## Written problem
Reproduce each line exactly.

(Extracts from a graphics dataset)
= = = = =

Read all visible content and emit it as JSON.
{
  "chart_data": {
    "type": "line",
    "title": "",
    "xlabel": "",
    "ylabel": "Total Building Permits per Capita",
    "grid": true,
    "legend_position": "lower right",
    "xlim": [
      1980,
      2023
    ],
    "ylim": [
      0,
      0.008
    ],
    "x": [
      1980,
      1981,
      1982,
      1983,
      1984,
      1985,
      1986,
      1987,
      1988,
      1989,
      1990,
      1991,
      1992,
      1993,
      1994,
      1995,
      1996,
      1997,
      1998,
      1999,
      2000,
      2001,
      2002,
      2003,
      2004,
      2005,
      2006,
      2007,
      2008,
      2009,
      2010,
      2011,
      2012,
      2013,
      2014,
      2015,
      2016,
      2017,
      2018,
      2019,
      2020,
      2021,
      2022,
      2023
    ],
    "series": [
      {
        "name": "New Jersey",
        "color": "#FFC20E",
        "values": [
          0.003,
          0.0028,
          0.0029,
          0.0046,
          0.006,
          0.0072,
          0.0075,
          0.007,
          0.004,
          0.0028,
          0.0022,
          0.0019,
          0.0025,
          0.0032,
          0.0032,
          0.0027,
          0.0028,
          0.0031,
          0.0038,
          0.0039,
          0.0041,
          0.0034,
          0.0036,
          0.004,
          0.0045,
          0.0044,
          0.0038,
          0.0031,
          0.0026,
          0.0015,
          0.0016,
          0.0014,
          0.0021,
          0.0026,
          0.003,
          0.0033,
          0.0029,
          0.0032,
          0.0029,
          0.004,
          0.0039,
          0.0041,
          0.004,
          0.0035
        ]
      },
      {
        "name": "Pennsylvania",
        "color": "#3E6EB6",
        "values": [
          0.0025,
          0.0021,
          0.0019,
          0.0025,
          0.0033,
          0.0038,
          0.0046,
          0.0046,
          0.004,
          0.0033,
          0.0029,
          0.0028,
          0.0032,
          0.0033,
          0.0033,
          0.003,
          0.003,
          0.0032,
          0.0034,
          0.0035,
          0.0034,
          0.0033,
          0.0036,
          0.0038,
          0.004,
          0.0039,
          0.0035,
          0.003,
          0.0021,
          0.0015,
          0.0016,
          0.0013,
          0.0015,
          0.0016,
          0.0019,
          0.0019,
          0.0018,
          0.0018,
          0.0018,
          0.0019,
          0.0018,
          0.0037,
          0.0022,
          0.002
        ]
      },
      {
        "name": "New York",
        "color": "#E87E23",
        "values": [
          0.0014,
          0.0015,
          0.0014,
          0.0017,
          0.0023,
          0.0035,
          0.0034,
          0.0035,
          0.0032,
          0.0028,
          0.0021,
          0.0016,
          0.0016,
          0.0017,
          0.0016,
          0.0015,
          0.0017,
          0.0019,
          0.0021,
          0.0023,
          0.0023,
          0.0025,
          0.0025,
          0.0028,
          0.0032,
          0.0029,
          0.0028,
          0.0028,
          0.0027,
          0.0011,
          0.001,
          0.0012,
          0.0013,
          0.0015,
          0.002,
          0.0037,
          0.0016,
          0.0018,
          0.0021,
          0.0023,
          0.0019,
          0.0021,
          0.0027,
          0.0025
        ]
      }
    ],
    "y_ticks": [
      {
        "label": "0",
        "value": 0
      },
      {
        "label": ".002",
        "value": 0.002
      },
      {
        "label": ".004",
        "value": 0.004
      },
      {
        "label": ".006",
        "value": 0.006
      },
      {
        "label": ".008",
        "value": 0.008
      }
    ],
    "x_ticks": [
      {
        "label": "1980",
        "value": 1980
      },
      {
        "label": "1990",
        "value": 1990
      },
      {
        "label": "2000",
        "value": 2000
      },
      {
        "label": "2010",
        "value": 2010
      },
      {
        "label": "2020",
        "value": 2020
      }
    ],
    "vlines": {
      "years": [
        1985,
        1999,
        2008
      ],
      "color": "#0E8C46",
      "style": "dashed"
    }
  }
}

= = = = =

## Completed exercise
Read all visible content and emit it as JSON.
{
  "chart_data": {
    "type": "line",
    "title": "",
    "xlabel": "",
    "ylabel": "Total Building Permits per Capita",
    "grid": true,
    "legend_position": "lower right",
    "xlim": [
      1980,
      2023
    ],
    "ylim": [
      0,
      0.008
    ],
    "x": [
      1980,
      1981,
      1982,
      1983,
      1984,
      1985,
      1986,
      1987,
      1988,
      1989,
      1990,
      1991,
      1992,
      1993,
      1994,
      1995,
      1996,
      1997,
      1998,
      1999,
      2000,
      2001,
      2002,
      2003,
      2004,
      2005,
      2006,
      2007,
      2008,
      2009,
      2010,
      2011,
      2012,
      2013,
      2014,
      2015,
      2016,
      2017,
      2018,
      2019,
      2020,
      2021,
      2022,
      2023
    ],
    "series": [
      {
        "name": "New Jersey",
        "color": "#FFC20E",
        "values": [
          0.003,
          0.0028,
          0.0029,
          0.0046,
          0.006,
          0.0072,
          0.0075,
          0.007,
          0.004,
          0.0028,
          0.0022,
          0.0019,
          0.0025,
          0.0032,
          0.0032,
          0.0027,
          0.0028,
          0.0031,
          0.0038,
          0.0039,
          0.0041,
          0.0034,
          0.0036,
          0.004,
          0.0045,
          0.0044,
          0.0038,
          0.0031,
          0.0026,
          0.0015,
          0.0016,
          0.0014,
          0.0021,
          0.0026,
          0.003,
          0.0033,
          0.0029,
          0.0032,
          0.0029,
          0.004,
          0.0039,
          0.0041,
          0.004,
          0.0035
        ]
      },
      {
        "name": "Pennsylvania",
        "color": "#3E6EB6",
        "values": [
          0.0025,
          0.0021,
          0.0019,
          0.0025,
          0.0033,
          0.0038,
          0.0046,
          0.0046,
          0.004,
          0.0033,
          0.0029,
          0.0028,
          0.0032,
          0.0033,
          0.0033,
          0.003,
          0.003,
          0.0032,
          0.0034,
          0.0035,
          0.0034,
          0.0033,
          0.0036,
          0.0038,
          0.004,
          0.0039,
          0.0035,
          0.003,
          0.0021,
          0.0015,
          0.0016,
          0.0013,
          0.0015,
          0.0016,
          0.0019,
          0.0019,
          0.0018,
          0.0018,
          0.0018,
          0.0019,
          0.0018,
          0.0037,
          0.0022,
          0.002
        ]
      },
      {
        "name": "New York",
        "color": "#E87E23",
        "values": [
          0.0014,
          0.0015,
          0.0014,
          0.0017,
          0.0023,
          0.0035,
          0.0034,
          0.0035,
          0.0032,
          0.0028,
          0.0021,
          0.0016,
          0.0016,
          0.0017,
          0.0016,
          0.0015,
          0.0017,
          0.0019,
          0.0021,
          0.0023,
          0.0023,
          0.0025,
          0.0025,
          0.0028,
          0.0032,
          0.0029,
          0.0028,
          0.0028,
          0.0027,
          0.0011,
          0.001,
          0.0012,
          0.0013,
          0.0015,
          0.002,
          0.0037,
          0.0016,
          0.0018,
          0.0021,
          0.0023,
          0.0019,
          0.0021,
          0.0027,
          0.0025
        ]
      }
    ],
    "y_ticks": [
      {
        "label": "0",
        "value": 0
      },
      {
        "label": ".002",
        "value": 0.002
      },
      {
        "label": ".004",
        "value": 0.004
      },
      {
        "label": ".006",
        "value": 0.006
      },
      {
        "label": ".008",
        "value": 0.008
      }
    ],
    "x_ticks": [
      {
        "label": "1980",
        "value": 1980
      },
      {
        "label": "1990",
        "value": 1990
      },
      {
        "label": "2000",
        "value": 2000
      },
      {
        "label": "2010",
        "value": 2010
      },
      {
        "label": "2020",
        "value": 2020
      }
    ],
    "vlines": {
      "years": [
        1985,
        1999,
        2008
      ],
      "color": "#0E8C46",
      "style": "dashed"
    }
  }
}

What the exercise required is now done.